**DATA SHOWN**
::::::::::

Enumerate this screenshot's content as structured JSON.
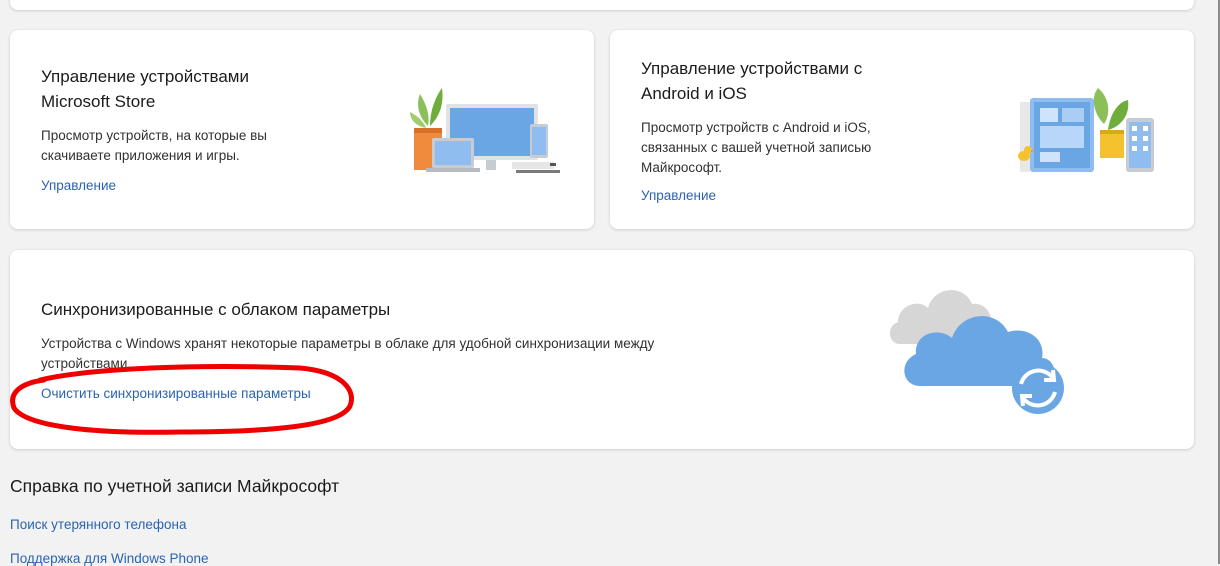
{
  "cards": {
    "store": {
      "title_line1": "Управление устройствами",
      "title_line2": "Microsoft Store",
      "desc_line1": "Просмотр устройств, на которые вы",
      "desc_line2": "скачиваете приложения и игры.",
      "link": "Управление"
    },
    "mobile": {
      "title_line1": "Управление устройствами с",
      "title_line2": "Android и iOS",
      "desc_line1": "Просмотр устройств с Android и iOS,",
      "desc_line2": "связанных с вашей учетной записью",
      "desc_line3": "Майкрософт.",
      "link": "Управление"
    },
    "sync": {
      "title": "Синхронизированные с облаком параметры",
      "desc_line1": "Устройства с Windows хранят некоторые параметры в облаке для удобной синхронизации между",
      "desc_line2": "устройствами.",
      "link": "Очистить синхронизированные параметры"
    }
  },
  "help": {
    "title": "Справка по учетной записи Майкрософт",
    "links": [
      "Поиск утерянного телефона",
      "Поддержка для Windows Phone"
    ]
  },
  "colors": {
    "link": "#2b63b1",
    "annotation": "#ee0000",
    "cloud_blue": "#6aa6e3",
    "cloud_gray": "#d6d6d6"
  }
}
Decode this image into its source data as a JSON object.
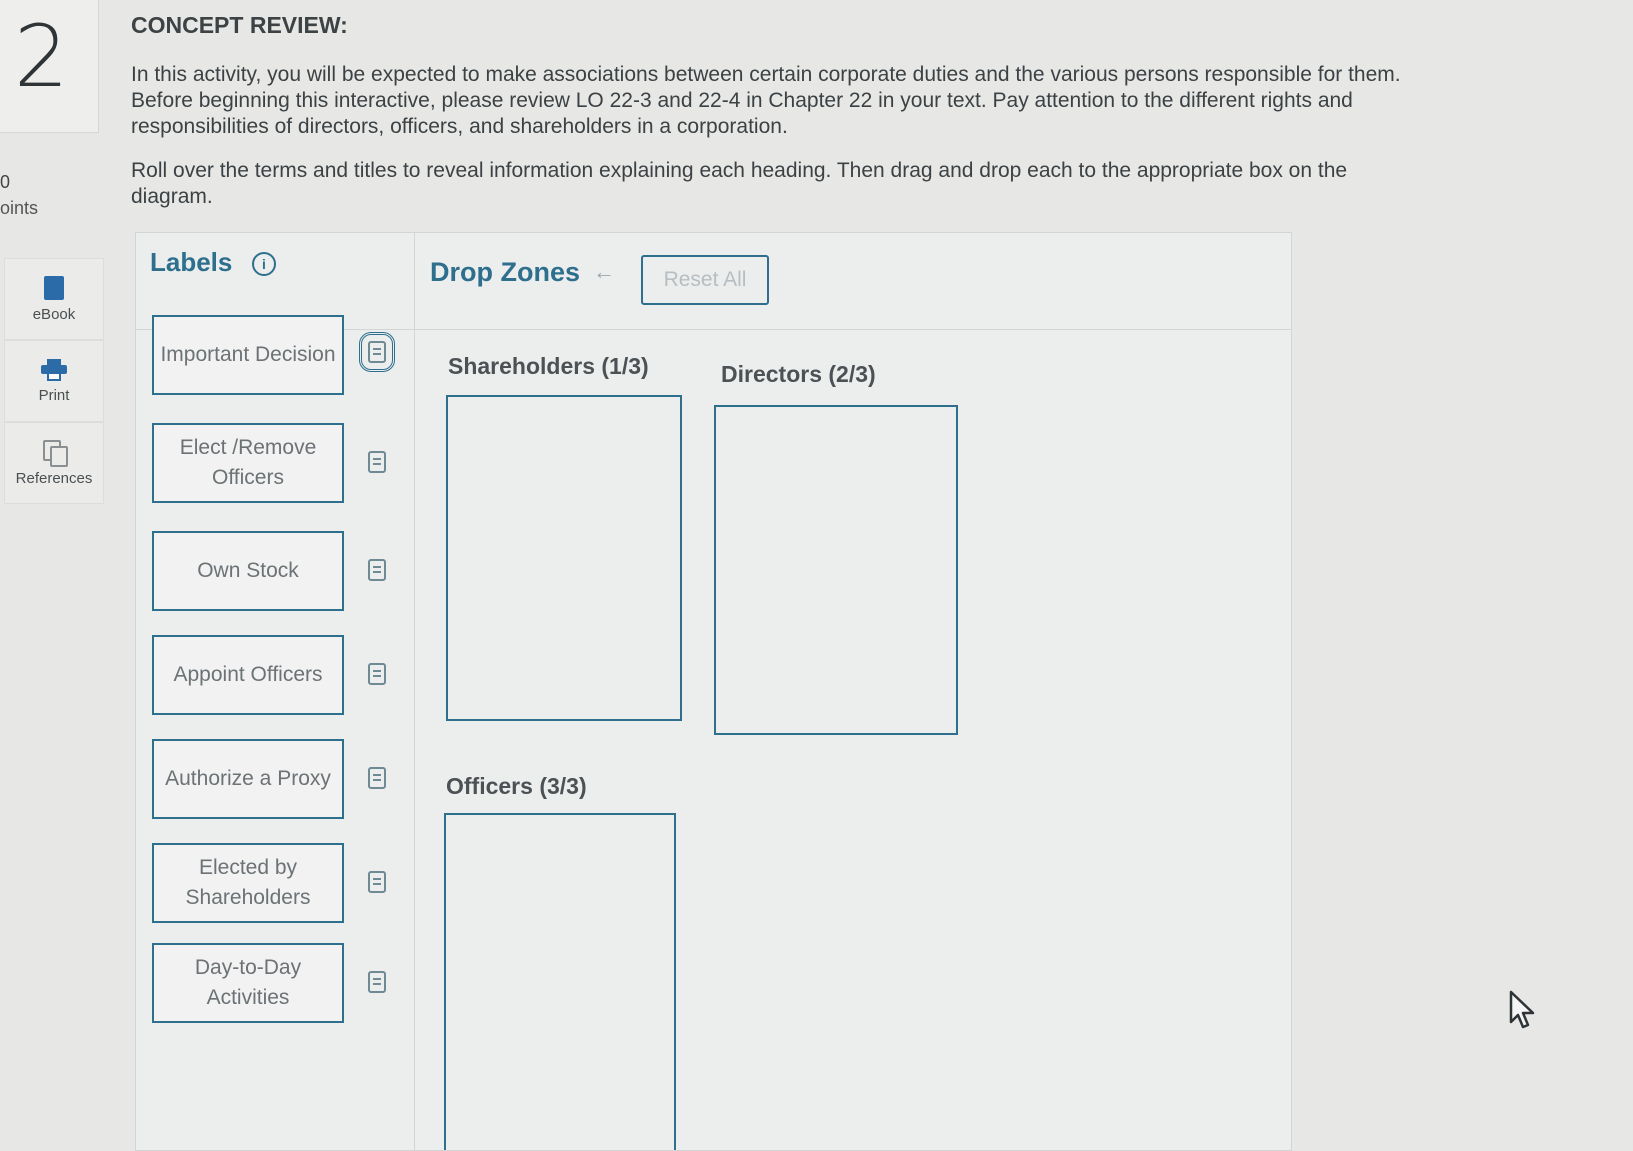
{
  "question": {
    "number": "2",
    "points_value": "0",
    "points_label": "oints"
  },
  "side_tools": [
    {
      "label": "eBook",
      "icon": "book-icon"
    },
    {
      "label": "Print",
      "icon": "print-icon"
    },
    {
      "label": "References",
      "icon": "references-icon"
    }
  ],
  "content": {
    "title": "CONCEPT REVIEW:",
    "paragraph1": "In this activity, you will be expected to make associations between certain corporate duties and the various persons responsible for them. Before beginning this interactive, please review LO 22-3 and 22-4 in Chapter 22 in your text. Pay attention to the different rights and responsibilities of directors, officers, and shareholders in a corporation.",
    "paragraph2": "Roll over the terms and titles to reveal information explaining each heading. Then drag and drop each to the appropriate box on the diagram."
  },
  "panel": {
    "labels_title": "Labels",
    "info_icon": "i",
    "drop_zones_title": "Drop Zones",
    "back_arrow": "←",
    "reset_button": "Reset All",
    "labels": [
      "Important Decision",
      "Elect /Remove Officers",
      "Own Stock",
      "Appoint Officers",
      "Authorize a Proxy",
      "Elected by Shareholders",
      "Day-to-Day Activities"
    ],
    "zones": [
      {
        "title": "Shareholders (1/3)"
      },
      {
        "title": "Directors (2/3)"
      },
      {
        "title": "Officers (3/3)"
      }
    ]
  },
  "colors": {
    "accent": "#2e6f8e",
    "background": "#e7e8e6",
    "panel": "#eceeed"
  }
}
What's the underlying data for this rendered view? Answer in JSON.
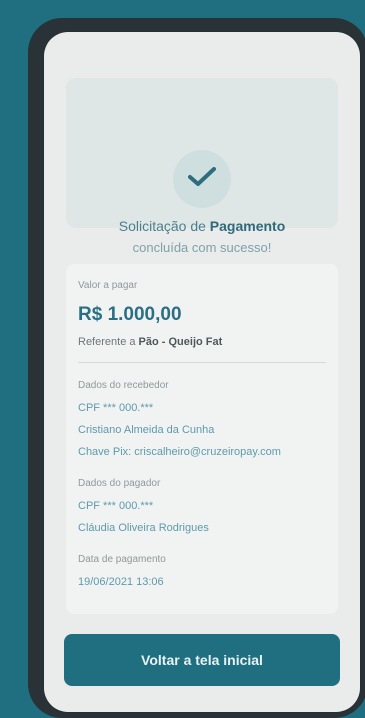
{
  "hero": {
    "title_prefix": "Solicitação de",
    "title_bold": "Pagamento",
    "subtitle": "concluída com sucesso!"
  },
  "summary": {
    "total_label": "Valor a pagar",
    "amount": "R$ 1.000,00",
    "reference_label": "Referente a",
    "reference_value": "Pão - Queijo Fat"
  },
  "sender": {
    "label": "Dados do recebedor",
    "cpf": "CPF *** 000.***",
    "name": "Cristiano Almeida da Cunha",
    "pix_key": "Chave Pix: criscalheiro@cruzeiropay.com"
  },
  "payer": {
    "label": "Dados do pagador",
    "cpf": "CPF *** 000.***",
    "name": "Cláudia Oliveira Rodrigues"
  },
  "schedule": {
    "label": "Data de pagamento",
    "value": "19/06/2021 13:06"
  },
  "actions": {
    "primary": "Voltar a tela inicial"
  },
  "colors": {
    "background": "#1f6f80",
    "accent": "#2a6f84"
  }
}
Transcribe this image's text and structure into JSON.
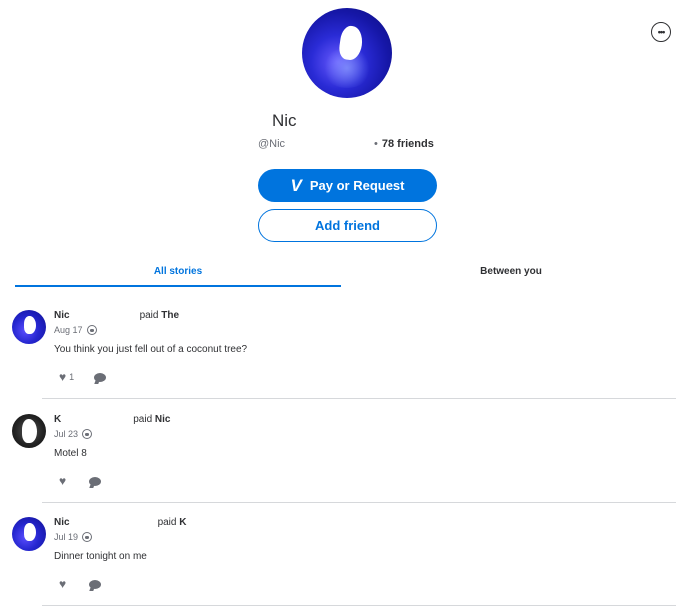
{
  "profile": {
    "name": "Nic",
    "handle": "@Nic",
    "friends_sep": "•",
    "friends_count": "78 friends"
  },
  "actions": {
    "pay_label": "Pay or Request",
    "pay_logo": "V",
    "add_friend_label": "Add friend",
    "more_label": "•••"
  },
  "tabs": {
    "all_stories": "All stories",
    "between_you": "Between you"
  },
  "stories": [
    {
      "payer": "Nic",
      "verb": "paid",
      "payee": "The",
      "date": "Aug 17",
      "note": "You think you just fell out of a coconut tree?",
      "likes": "1"
    },
    {
      "payer": "K",
      "verb": "paid",
      "payee": "Nic",
      "date": "Jul 23",
      "note": "Motel 8",
      "likes": ""
    },
    {
      "payer": "Nic",
      "verb": "paid",
      "payee": "K",
      "date": "Jul 19",
      "note": "Dinner tonight on me",
      "likes": ""
    }
  ],
  "colors": {
    "accent": "#0074de",
    "text": "#2f3033",
    "muted": "#6b6e76",
    "divider": "#d6d8db"
  },
  "icons": {
    "more": "more-icon",
    "venmo": "venmo-logo-icon",
    "globe": "globe-icon",
    "heart": "heart-icon",
    "comment": "comment-icon"
  }
}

::::::::::

**WHAT IS BEING ASKED**
Only the lines from the one that contains "Transcribe this image's" to the end of the records, inclusive, are to be quoted exactly, with pictures excluded.

**COMPLETE ANSWER**
Transcribe this image's text and structure into JSON.
{
  "profile": {
    "name": "Nic",
    "handle": "@Nic",
    "friends_sep": "•",
    "friends_count": "78 friends"
  },
  "actions": {
    "pay_label": "Pay or Request",
    "pay_logo": "V",
    "add_friend_label": "Add friend",
    "more_label": "•••"
  },
  "tabs": {
    "all_stories": "All stories",
    "between_you": "Between you"
  },
  "stories": [
    {
      "payer": "Nic",
      "verb": "paid",
      "payee": "The",
      "date": "Aug 17",
      "note": "You think you just fell out of a coconut tree?",
      "likes": "1"
    },
    {
      "payer": "K",
      "verb": "paid",
      "payee": "Nic",
      "date": "Jul 23",
      "note": "Motel 8",
      "likes": ""
    },
    {
      "payer": "Nic",
      "verb": "paid",
      "payee": "K",
      "date": "Jul 19",
      "note": "Dinner tonight on me",
      "likes": ""
    }
  ],
  "colors": {
    "accent": "#0074de",
    "text": "#2f3033",
    "muted": "#6b6e76",
    "divider": "#d6d8db"
  },
  "icons": {
    "more": "more-icon",
    "venmo": "venmo-logo-icon",
    "globe": "globe-icon",
    "heart": "heart-icon",
    "comment": "comment-icon"
  }
}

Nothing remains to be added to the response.